▶ TASK INSTRUCTIONS:
In the following material, identify every line holding the string "Distribution" and return it.

---------------

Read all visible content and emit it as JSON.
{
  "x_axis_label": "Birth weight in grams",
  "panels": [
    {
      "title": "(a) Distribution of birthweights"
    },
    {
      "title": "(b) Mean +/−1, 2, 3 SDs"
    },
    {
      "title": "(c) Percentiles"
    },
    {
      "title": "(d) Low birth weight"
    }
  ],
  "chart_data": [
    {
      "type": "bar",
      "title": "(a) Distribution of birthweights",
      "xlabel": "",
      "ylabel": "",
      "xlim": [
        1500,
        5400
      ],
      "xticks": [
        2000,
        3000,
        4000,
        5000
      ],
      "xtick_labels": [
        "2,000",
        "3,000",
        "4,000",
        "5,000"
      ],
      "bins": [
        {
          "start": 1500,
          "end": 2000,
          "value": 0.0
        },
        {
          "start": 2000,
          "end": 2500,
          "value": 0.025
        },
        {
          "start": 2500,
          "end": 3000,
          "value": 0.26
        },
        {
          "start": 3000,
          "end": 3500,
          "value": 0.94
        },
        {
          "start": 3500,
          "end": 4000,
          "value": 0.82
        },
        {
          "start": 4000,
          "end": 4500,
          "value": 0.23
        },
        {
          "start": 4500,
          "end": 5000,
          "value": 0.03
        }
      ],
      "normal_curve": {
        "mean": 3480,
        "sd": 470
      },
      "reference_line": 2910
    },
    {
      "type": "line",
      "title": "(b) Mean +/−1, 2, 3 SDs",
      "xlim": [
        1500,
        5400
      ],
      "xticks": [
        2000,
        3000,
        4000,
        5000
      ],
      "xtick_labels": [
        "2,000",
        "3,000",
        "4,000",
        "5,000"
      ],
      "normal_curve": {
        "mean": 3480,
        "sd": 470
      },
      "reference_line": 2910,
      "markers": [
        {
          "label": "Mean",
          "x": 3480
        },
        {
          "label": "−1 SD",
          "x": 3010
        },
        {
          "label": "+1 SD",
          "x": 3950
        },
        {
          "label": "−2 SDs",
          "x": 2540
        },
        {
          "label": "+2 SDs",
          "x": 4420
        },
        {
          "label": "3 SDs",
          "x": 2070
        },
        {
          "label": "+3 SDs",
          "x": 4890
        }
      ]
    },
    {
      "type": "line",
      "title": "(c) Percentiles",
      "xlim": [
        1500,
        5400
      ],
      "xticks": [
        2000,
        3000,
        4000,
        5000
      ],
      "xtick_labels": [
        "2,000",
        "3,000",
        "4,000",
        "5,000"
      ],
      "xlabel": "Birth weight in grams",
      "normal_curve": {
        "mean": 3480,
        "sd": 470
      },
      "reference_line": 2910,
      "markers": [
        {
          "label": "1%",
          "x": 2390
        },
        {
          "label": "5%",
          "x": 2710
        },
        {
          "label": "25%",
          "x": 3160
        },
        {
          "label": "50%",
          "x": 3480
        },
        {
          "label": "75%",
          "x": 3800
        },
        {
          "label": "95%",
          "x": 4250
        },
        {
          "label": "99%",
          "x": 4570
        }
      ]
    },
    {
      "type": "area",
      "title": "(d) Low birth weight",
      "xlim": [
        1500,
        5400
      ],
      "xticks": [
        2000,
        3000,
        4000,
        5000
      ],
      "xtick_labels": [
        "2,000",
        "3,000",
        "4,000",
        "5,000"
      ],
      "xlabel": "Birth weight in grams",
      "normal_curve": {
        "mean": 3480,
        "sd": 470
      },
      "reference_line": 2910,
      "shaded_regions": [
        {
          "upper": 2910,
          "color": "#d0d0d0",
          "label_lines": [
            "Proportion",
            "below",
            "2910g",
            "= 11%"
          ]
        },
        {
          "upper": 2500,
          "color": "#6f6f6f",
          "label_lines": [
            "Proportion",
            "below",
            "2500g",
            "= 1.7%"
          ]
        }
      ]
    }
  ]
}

---------------

▶ EXERCISE SOLUTION:
      "title": "(a) Distribution of birthweights"
      "title": "(a) Distribution of birthweights",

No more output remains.